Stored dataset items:
::::

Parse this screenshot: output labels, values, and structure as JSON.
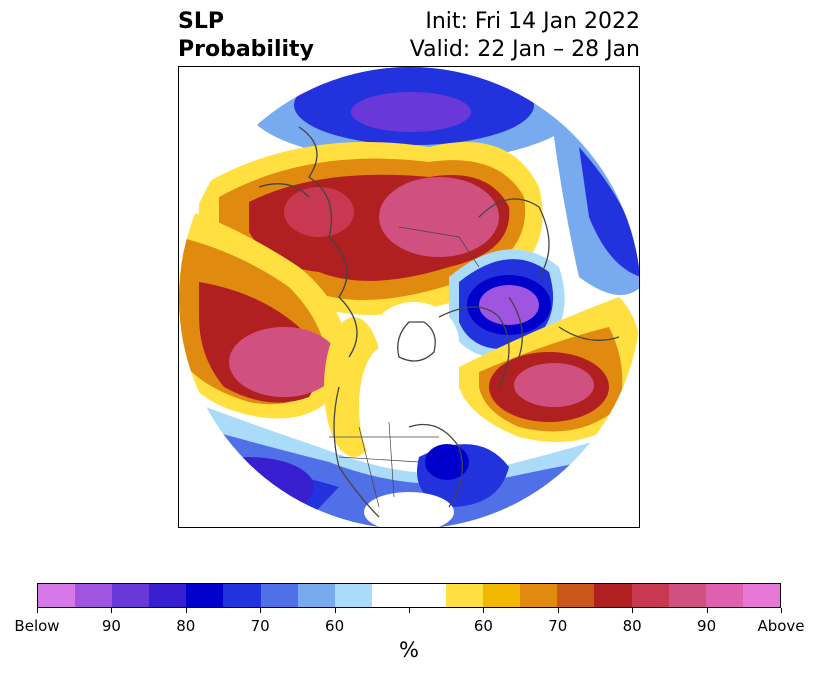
{
  "header": {
    "title_line1": "SLP",
    "title_line2": "Probability",
    "init": "Init: Fri 14 Jan 2022",
    "valid": "Valid: 22 Jan – 28 Jan"
  },
  "colorbar": {
    "unit": "%",
    "tick_labels": [
      "Below",
      "90",
      "80",
      "70",
      "60",
      "",
      "60",
      "70",
      "80",
      "90",
      "Above"
    ],
    "colors": [
      "#d678e8",
      "#a055e0",
      "#6a38d8",
      "#3a1fd0",
      "#0000cc",
      "#2233dd",
      "#5070e8",
      "#78aaf0",
      "#aadcfa",
      "#ffffff",
      "#ffffff",
      "#ffe040",
      "#f2b800",
      "#e08a10",
      "#c85818",
      "#b02020",
      "#c83850",
      "#d05080",
      "#e060b0",
      "#e878d8"
    ],
    "below_label": "Below",
    "above_label": "Above"
  },
  "colors": {
    "land_lines": "#444444",
    "border": "#000000"
  }
}
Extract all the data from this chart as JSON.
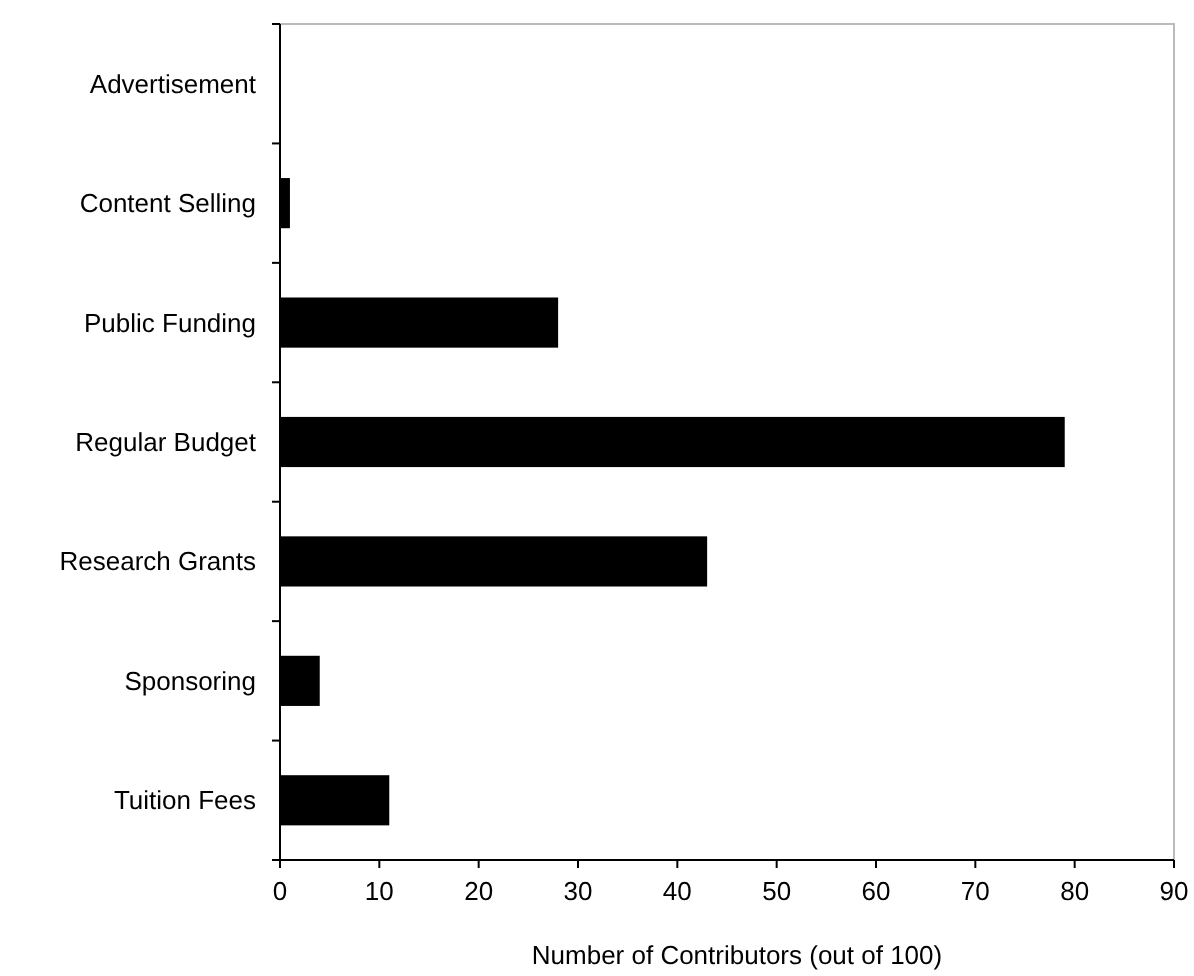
{
  "chart_data": {
    "type": "bar",
    "orientation": "horizontal",
    "xlabel": "Number of Contributors (out of 100)",
    "categories": [
      "Advertisement",
      "Content Selling",
      "Public Funding",
      "Regular Budget",
      "Research Grants",
      "Sponsoring",
      "Tuition Fees"
    ],
    "values": [
      0,
      1,
      28,
      79,
      43,
      4,
      11
    ],
    "color": "#000000",
    "xlim": [
      0,
      90
    ],
    "xticks": [
      0,
      10,
      20,
      30,
      40,
      50,
      60,
      70,
      80,
      90
    ]
  }
}
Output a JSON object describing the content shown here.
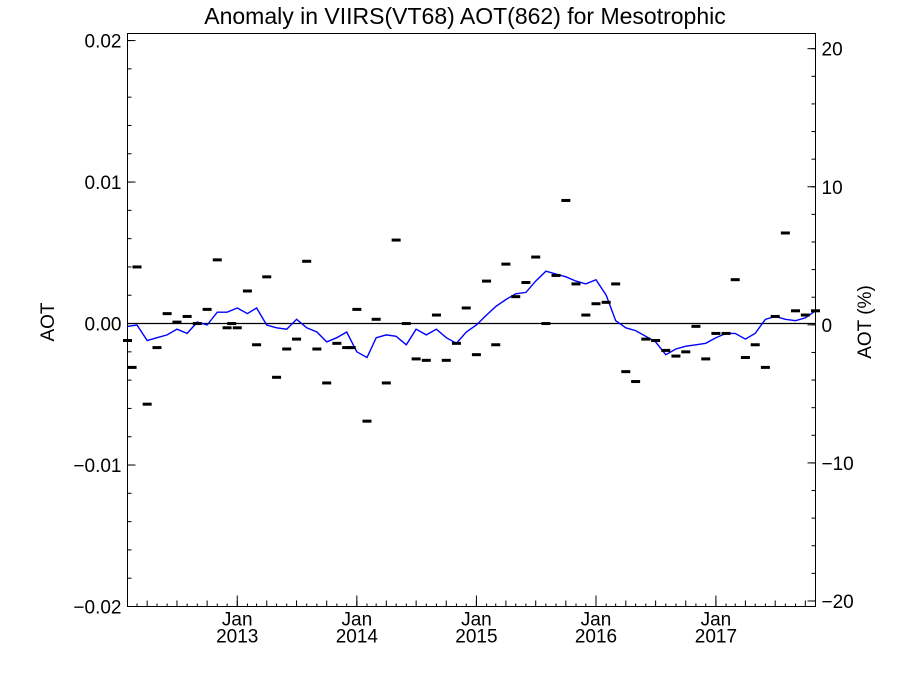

::::

[REQUIRED WORK] Establish how many lines of the records contain the string "JSON" and state that number without elaboration.

[TASK SOLUTION] 3